:: Dataset content ::

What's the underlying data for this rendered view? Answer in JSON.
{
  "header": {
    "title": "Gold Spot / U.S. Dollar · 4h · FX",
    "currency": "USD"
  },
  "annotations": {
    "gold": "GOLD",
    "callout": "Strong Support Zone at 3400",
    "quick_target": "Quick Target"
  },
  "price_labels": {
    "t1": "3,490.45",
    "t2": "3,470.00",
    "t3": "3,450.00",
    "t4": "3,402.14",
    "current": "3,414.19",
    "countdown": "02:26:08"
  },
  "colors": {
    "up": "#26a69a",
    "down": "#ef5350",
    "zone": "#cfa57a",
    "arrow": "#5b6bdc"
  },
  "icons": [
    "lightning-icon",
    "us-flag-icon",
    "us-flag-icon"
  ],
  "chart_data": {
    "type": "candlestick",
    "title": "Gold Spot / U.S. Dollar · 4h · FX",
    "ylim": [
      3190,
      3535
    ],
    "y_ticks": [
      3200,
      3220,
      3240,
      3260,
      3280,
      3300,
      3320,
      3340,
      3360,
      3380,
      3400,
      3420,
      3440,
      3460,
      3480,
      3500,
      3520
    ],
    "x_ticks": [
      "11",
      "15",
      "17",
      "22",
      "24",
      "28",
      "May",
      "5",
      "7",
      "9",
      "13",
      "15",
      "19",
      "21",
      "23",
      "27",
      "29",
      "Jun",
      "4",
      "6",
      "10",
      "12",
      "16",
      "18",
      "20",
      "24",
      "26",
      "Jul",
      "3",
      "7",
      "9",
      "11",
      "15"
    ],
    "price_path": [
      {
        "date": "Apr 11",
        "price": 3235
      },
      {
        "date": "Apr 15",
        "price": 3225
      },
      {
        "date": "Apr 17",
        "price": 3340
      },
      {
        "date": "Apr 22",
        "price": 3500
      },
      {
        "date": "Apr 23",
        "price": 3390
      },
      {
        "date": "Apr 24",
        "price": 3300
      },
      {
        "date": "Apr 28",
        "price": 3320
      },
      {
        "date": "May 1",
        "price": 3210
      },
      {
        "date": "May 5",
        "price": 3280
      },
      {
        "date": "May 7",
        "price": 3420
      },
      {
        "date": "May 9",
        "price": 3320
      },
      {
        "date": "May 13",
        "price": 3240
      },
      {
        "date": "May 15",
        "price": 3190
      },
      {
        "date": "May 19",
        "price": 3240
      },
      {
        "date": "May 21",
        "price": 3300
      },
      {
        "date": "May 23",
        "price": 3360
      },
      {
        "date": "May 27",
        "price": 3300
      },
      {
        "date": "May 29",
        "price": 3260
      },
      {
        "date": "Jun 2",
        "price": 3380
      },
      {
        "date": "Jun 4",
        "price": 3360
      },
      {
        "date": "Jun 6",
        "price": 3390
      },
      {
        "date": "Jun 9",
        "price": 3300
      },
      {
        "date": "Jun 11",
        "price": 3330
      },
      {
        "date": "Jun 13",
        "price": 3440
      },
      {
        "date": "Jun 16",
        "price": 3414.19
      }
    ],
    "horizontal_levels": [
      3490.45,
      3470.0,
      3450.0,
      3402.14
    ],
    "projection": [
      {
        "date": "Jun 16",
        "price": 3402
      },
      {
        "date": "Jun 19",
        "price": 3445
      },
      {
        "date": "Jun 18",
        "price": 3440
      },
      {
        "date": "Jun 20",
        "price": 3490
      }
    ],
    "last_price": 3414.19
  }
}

:::

Directive:
Copy out all of the records above with nothing altered.

Reply:
What's the underlying data for this rendered view? Answer in JSON.
{
  "header": {
    "title": "Gold Spot / U.S. Dollar · 4h · FX",
    "currency": "USD"
  },
  "annotations": {
    "gold": "GOLD",
    "callout": "Strong Support Zone at 3400",
    "quick_target": "Quick Target"
  },
  "price_labels": {
    "t1": "3,490.45",
    "t2": "3,470.00",
    "t3": "3,450.00",
    "t4": "3,402.14",
    "current": "3,414.19",
    "countdown": "02:26:08"
  },
  "colors": {
    "up": "#26a69a",
    "down": "#ef5350",
    "zone": "#cfa57a",
    "arrow": "#5b6bdc"
  },
  "icons": [
    "lightning-icon",
    "us-flag-icon",
    "us-flag-icon"
  ],
  "chart_data": {
    "type": "candlestick",
    "title": "Gold Spot / U.S. Dollar · 4h · FX",
    "ylim": [
      3190,
      3535
    ],
    "y_ticks": [
      3200,
      3220,
      3240,
      3260,
      3280,
      3300,
      3320,
      3340,
      3360,
      3380,
      3400,
      3420,
      3440,
      3460,
      3480,
      3500,
      3520
    ],
    "x_ticks": [
      "11",
      "15",
      "17",
      "22",
      "24",
      "28",
      "May",
      "5",
      "7",
      "9",
      "13",
      "15",
      "19",
      "21",
      "23",
      "27",
      "29",
      "Jun",
      "4",
      "6",
      "10",
      "12",
      "16",
      "18",
      "20",
      "24",
      "26",
      "Jul",
      "3",
      "7",
      "9",
      "11",
      "15"
    ],
    "price_path": [
      {
        "date": "Apr 11",
        "price": 3235
      },
      {
        "date": "Apr 15",
        "price": 3225
      },
      {
        "date": "Apr 17",
        "price": 3340
      },
      {
        "date": "Apr 22",
        "price": 3500
      },
      {
        "date": "Apr 23",
        "price": 3390
      },
      {
        "date": "Apr 24",
        "price": 3300
      },
      {
        "date": "Apr 28",
        "price": 3320
      },
      {
        "date": "May 1",
        "price": 3210
      },
      {
        "date": "May 5",
        "price": 3280
      },
      {
        "date": "May 7",
        "price": 3420
      },
      {
        "date": "May 9",
        "price": 3320
      },
      {
        "date": "May 13",
        "price": 3240
      },
      {
        "date": "May 15",
        "price": 3190
      },
      {
        "date": "May 19",
        "price": 3240
      },
      {
        "date": "May 21",
        "price": 3300
      },
      {
        "date": "May 23",
        "price": 3360
      },
      {
        "date": "May 27",
        "price": 3300
      },
      {
        "date": "May 29",
        "price": 3260
      },
      {
        "date": "Jun 2",
        "price": 3380
      },
      {
        "date": "Jun 4",
        "price": 3360
      },
      {
        "date": "Jun 6",
        "price": 3390
      },
      {
        "date": "Jun 9",
        "price": 3300
      },
      {
        "date": "Jun 11",
        "price": 3330
      },
      {
        "date": "Jun 13",
        "price": 3440
      },
      {
        "date": "Jun 16",
        "price": 3414.19
      }
    ],
    "horizontal_levels": [
      3490.45,
      3470.0,
      3450.0,
      3402.14
    ],
    "projection": [
      {
        "date": "Jun 16",
        "price": 3402
      },
      {
        "date": "Jun 19",
        "price": 3445
      },
      {
        "date": "Jun 18",
        "price": 3440
      },
      {
        "date": "Jun 20",
        "price": 3490
      }
    ],
    "last_price": 3414.19
  }
}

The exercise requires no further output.